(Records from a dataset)
-=-=-

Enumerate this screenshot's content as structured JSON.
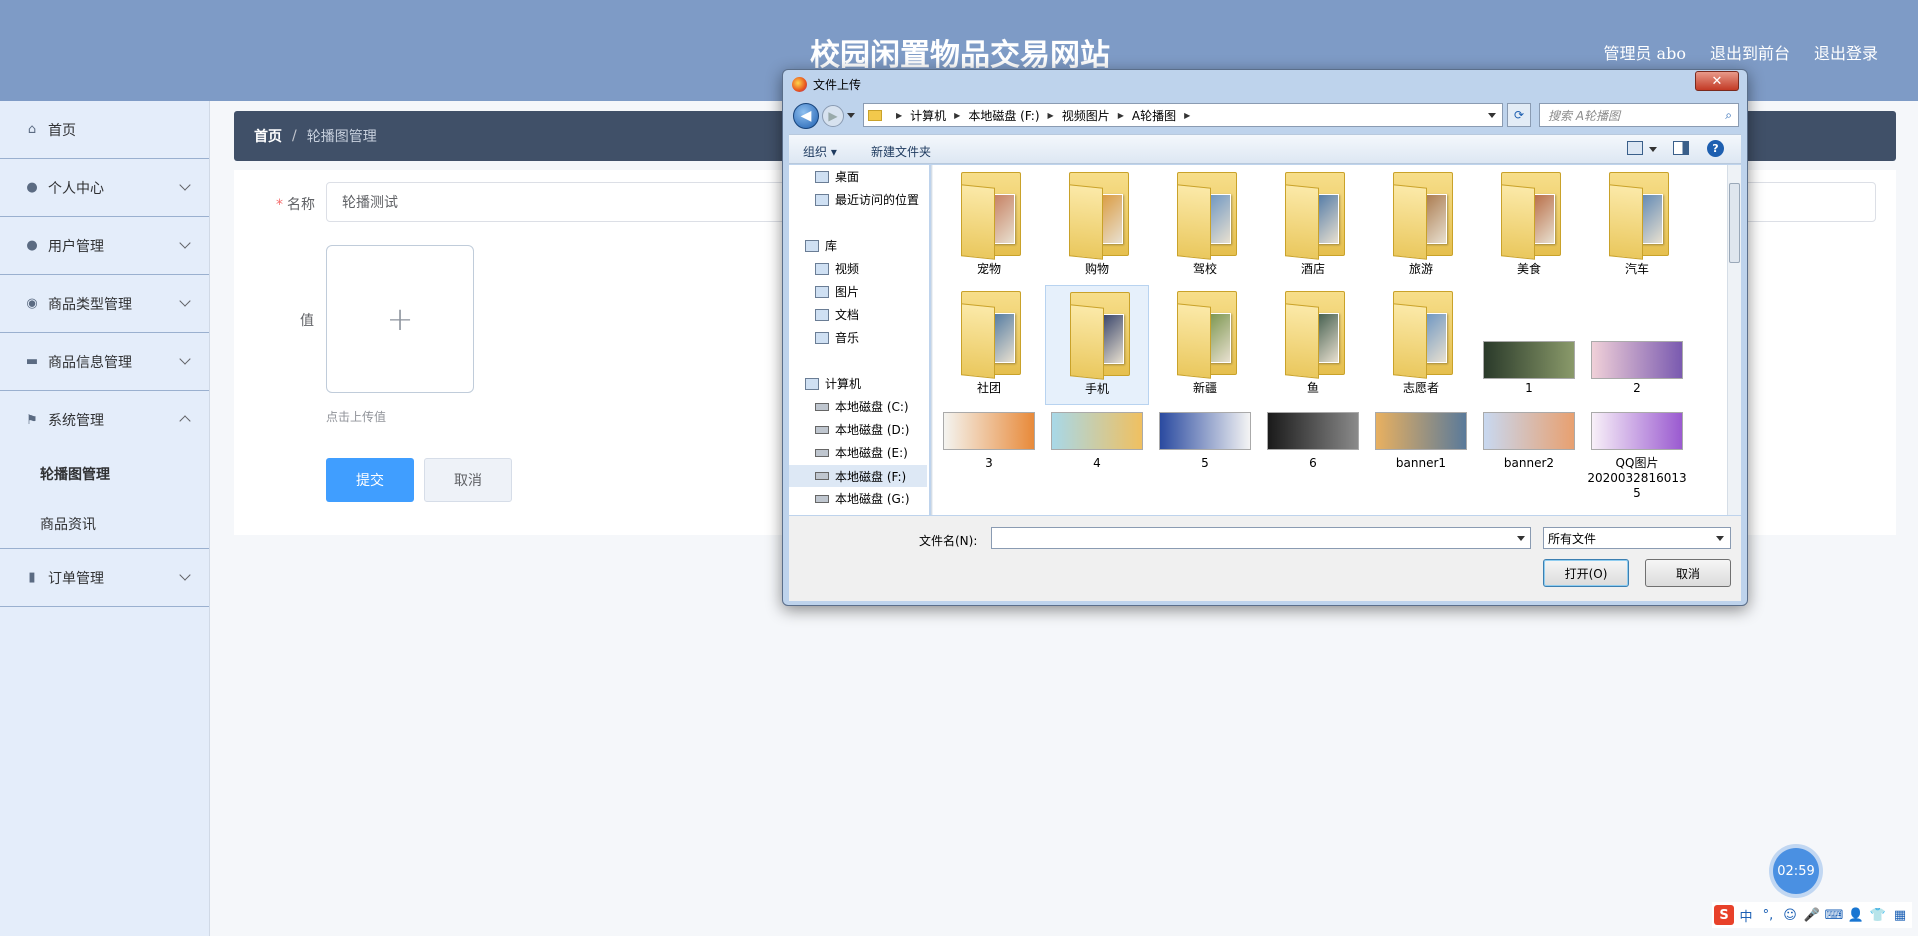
{
  "header": {
    "site_title": "校园闲置物品交易网站",
    "admin_label": "管理员 abo",
    "back_to_front": "退出到前台",
    "logout": "退出登录"
  },
  "sidebar": {
    "items": [
      {
        "label": "首页",
        "icon": "home-icon"
      },
      {
        "label": "个人中心",
        "icon": "user-icon"
      },
      {
        "label": "用户管理",
        "icon": "user-icon"
      },
      {
        "label": "商品类型管理",
        "icon": "location-icon"
      },
      {
        "label": "商品信息管理",
        "icon": "ticket-icon"
      },
      {
        "label": "系统管理",
        "icon": "flag-icon"
      },
      {
        "label": "订单管理",
        "icon": "bar-chart-icon"
      }
    ],
    "sub_items": [
      "轮播图管理",
      "商品资讯"
    ]
  },
  "breadcrumb": {
    "home": "首页",
    "separator": "/",
    "current": "轮播图管理"
  },
  "form": {
    "name_label": "名称",
    "name_value": "轮播测试",
    "value_label": "值",
    "upload_tip": "点击上传值",
    "submit": "提交",
    "cancel": "取消"
  },
  "timer": "02:59",
  "dialog": {
    "title": "文件上传",
    "close": "✕",
    "path": [
      "计算机",
      "本地磁盘 (F:)",
      "视频图片",
      "A轮播图"
    ],
    "search_placeholder": "搜索 A轮播图",
    "toolbar": {
      "organize": "组织 ▾",
      "new_folder": "新建文件夹",
      "help": "?"
    },
    "nav": {
      "desktop": "桌面",
      "recent": "最近访问的位置",
      "library": "库",
      "videos": "视频",
      "pictures": "图片",
      "documents": "文档",
      "music": "音乐",
      "computer": "计算机",
      "drives": [
        "本地磁盘 (C:)",
        "本地磁盘 (D:)",
        "本地磁盘 (E:)",
        "本地磁盘 (F:)",
        "本地磁盘 (G:)"
      ]
    },
    "folders": [
      "宠物",
      "购物",
      "驾校",
      "酒店",
      "旅游",
      "美食",
      "汽车",
      "社团",
      "手机",
      "新疆",
      "鱼",
      "志愿者"
    ],
    "images_row1": [
      "1",
      "2"
    ],
    "images_row2": [
      "3",
      "4",
      "5",
      "6",
      "banner1",
      "banner2",
      "QQ图片2020032816013 5"
    ],
    "filename_label": "文件名(N):",
    "filename_value": "",
    "filetype": "所有文件",
    "open": "打开(O)",
    "cancel": "取消"
  },
  "ime": [
    "S",
    "中",
    "°,",
    "☺",
    "🎤",
    "⌨",
    "👤",
    "👕",
    "▦"
  ]
}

-=-=-

* EXERCISE DIRECTIONS: Collect every line above that contains the word "本地磁盘".

* RESULT BELOW:
      "本地磁盘 (F:)",
        "本地磁盘 (C:)",
        "本地磁盘 (D:)",
        "本地磁盘 (E:)",
        "本地磁盘 (F:)",
        "本地磁盘 (G:)"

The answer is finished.